Can you restate the records below word for word?

-- BEGIN Information supplied --

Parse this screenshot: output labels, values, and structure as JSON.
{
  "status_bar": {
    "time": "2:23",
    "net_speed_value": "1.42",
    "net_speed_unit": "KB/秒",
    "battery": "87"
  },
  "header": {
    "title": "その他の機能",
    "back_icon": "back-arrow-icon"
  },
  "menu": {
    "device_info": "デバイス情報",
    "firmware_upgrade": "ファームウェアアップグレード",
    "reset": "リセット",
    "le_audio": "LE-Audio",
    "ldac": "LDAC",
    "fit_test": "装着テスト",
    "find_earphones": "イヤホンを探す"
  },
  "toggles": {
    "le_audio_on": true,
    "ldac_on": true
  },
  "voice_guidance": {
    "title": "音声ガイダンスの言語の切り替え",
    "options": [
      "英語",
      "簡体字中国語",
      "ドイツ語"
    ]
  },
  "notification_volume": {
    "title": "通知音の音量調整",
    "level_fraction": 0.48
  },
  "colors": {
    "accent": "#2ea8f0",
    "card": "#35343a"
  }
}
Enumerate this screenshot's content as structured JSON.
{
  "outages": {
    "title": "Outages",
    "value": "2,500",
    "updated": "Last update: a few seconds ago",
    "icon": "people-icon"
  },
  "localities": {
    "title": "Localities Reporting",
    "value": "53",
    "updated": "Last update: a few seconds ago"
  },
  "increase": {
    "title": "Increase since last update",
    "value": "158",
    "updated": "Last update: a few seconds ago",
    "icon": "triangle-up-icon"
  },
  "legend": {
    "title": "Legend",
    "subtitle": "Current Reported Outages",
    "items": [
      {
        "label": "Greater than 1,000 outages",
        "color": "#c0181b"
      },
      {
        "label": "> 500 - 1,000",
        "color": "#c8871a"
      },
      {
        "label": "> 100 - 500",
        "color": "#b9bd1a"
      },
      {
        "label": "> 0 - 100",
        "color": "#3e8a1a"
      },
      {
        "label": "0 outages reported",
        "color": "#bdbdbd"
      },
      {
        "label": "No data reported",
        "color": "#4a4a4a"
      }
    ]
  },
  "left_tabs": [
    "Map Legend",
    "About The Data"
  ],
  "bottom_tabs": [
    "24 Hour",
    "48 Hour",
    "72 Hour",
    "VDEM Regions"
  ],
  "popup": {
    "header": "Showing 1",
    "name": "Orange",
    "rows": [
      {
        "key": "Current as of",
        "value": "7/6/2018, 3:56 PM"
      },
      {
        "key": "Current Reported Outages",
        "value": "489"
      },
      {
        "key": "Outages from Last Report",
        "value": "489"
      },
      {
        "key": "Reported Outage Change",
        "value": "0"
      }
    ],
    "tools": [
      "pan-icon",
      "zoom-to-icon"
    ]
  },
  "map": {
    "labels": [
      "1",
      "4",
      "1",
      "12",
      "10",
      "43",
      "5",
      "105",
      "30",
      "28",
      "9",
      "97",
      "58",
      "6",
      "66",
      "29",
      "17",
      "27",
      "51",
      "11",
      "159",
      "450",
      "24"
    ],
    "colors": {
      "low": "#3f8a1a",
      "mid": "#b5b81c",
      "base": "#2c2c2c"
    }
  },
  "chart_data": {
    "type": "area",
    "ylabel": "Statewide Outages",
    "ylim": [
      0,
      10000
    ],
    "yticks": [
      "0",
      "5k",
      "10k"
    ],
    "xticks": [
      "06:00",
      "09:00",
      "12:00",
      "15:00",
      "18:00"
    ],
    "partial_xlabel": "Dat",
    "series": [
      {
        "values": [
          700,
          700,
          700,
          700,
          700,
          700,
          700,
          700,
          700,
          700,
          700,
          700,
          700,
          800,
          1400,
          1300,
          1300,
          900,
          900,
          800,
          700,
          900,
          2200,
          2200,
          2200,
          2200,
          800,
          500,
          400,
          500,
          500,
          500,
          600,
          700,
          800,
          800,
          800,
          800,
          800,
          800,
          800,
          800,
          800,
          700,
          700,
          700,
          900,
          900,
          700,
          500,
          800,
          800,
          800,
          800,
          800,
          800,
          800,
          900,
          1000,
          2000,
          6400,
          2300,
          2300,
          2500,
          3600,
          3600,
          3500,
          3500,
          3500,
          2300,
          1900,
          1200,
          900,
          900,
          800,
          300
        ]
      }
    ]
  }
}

-- END Information supplied --

Output below ::
Parse this screenshot: output labels, values, and structure as JSON.
{
  "status_bar": {
    "time": "2:23",
    "net_speed_value": "1.42",
    "net_speed_unit": "KB/秒",
    "battery": "87"
  },
  "header": {
    "title": "その他の機能",
    "back_icon": "back-arrow-icon"
  },
  "menu": {
    "device_info": "デバイス情報",
    "firmware_upgrade": "ファームウェアアップグレード",
    "reset": "リセット",
    "le_audio": "LE-Audio",
    "ldac": "LDAC",
    "fit_test": "装着テスト",
    "find_earphones": "イヤホンを探す"
  },
  "toggles": {
    "le_audio_on": true,
    "ldac_on": true
  },
  "voice_guidance": {
    "title": "音声ガイダンスの言語の切り替え",
    "options": [
      "英語",
      "簡体字中国語",
      "ドイツ語"
    ]
  },
  "notification_volume": {
    "title": "通知音の音量調整",
    "level_fraction": 0.48
  },
  "colors": {
    "accent": "#2ea8f0",
    "card": "#35343a"
  }
}
Enumerate this screenshot's content as structured JSON.
{
  "outages": {
    "title": "Outages",
    "value": "2,500",
    "updated": "Last update: a few seconds ago",
    "icon": "people-icon"
  },
  "localities": {
    "title": "Localities Reporting",
    "value": "53",
    "updated": "Last update: a few seconds ago"
  },
  "increase": {
    "title": "Increase since last update",
    "value": "158",
    "updated": "Last update: a few seconds ago",
    "icon": "triangle-up-icon"
  },
  "legend": {
    "title": "Legend",
    "subtitle": "Current Reported Outages",
    "items": [
      {
        "label": "Greater than 1,000 outages",
        "color": "#c0181b"
      },
      {
        "label": "> 500 - 1,000",
        "color": "#c8871a"
      },
      {
        "label": "> 100 - 500",
        "color": "#b9bd1a"
      },
      {
        "label": "> 0 - 100",
        "color": "#3e8a1a"
      },
      {
        "label": "0 outages reported",
        "color": "#bdbdbd"
      },
      {
        "label": "No data reported",
        "color": "#4a4a4a"
      }
    ]
  },
  "left_tabs": [
    "Map Legend",
    "About The Data"
  ],
  "bottom_tabs": [
    "24 Hour",
    "48 Hour",
    "72 Hour",
    "VDEM Regions"
  ],
  "popup": {
    "header": "Showing 1",
    "name": "Orange",
    "rows": [
      {
        "key": "Current as of",
        "value": "7/6/2018, 3:56 PM"
      },
      {
        "key": "Current Reported Outages",
        "value": "489"
      },
      {
        "key": "Outages from Last Report",
        "value": "489"
      },
      {
        "key": "Reported Outage Change",
        "value": "0"
      }
    ],
    "tools": [
      "pan-icon",
      "zoom-to-icon"
    ]
  },
  "map": {
    "labels": [
      "1",
      "4",
      "1",
      "12",
      "10",
      "43",
      "5",
      "105",
      "30",
      "28",
      "9",
      "97",
      "58",
      "6",
      "66",
      "29",
      "17",
      "27",
      "51",
      "11",
      "159",
      "450",
      "24"
    ],
    "colors": {
      "low": "#3f8a1a",
      "mid": "#b5b81c",
      "base": "#2c2c2c"
    }
  },
  "chart_data": {
    "type": "area",
    "ylabel": "Statewide Outages",
    "ylim": [
      0,
      10000
    ],
    "yticks": [
      "0",
      "5k",
      "10k"
    ],
    "xticks": [
      "06:00",
      "09:00",
      "12:00",
      "15:00",
      "18:00"
    ],
    "partial_xlabel": "Dat",
    "series": [
      {
        "values": [
          700,
          700,
          700,
          700,
          700,
          700,
          700,
          700,
          700,
          700,
          700,
          700,
          700,
          800,
          1400,
          1300,
          1300,
          900,
          900,
          800,
          700,
          900,
          2200,
          2200,
          2200,
          2200,
          800,
          500,
          400,
          500,
          500,
          500,
          600,
          700,
          800,
          800,
          800,
          800,
          800,
          800,
          800,
          800,
          800,
          700,
          700,
          700,
          900,
          900,
          700,
          500,
          800,
          800,
          800,
          800,
          800,
          800,
          800,
          900,
          1000,
          2000,
          6400,
          2300,
          2300,
          2500,
          3600,
          3600,
          3500,
          3500,
          3500,
          2300,
          1900,
          1200,
          900,
          900,
          800,
          300
        ]
      }
    ]
  }
}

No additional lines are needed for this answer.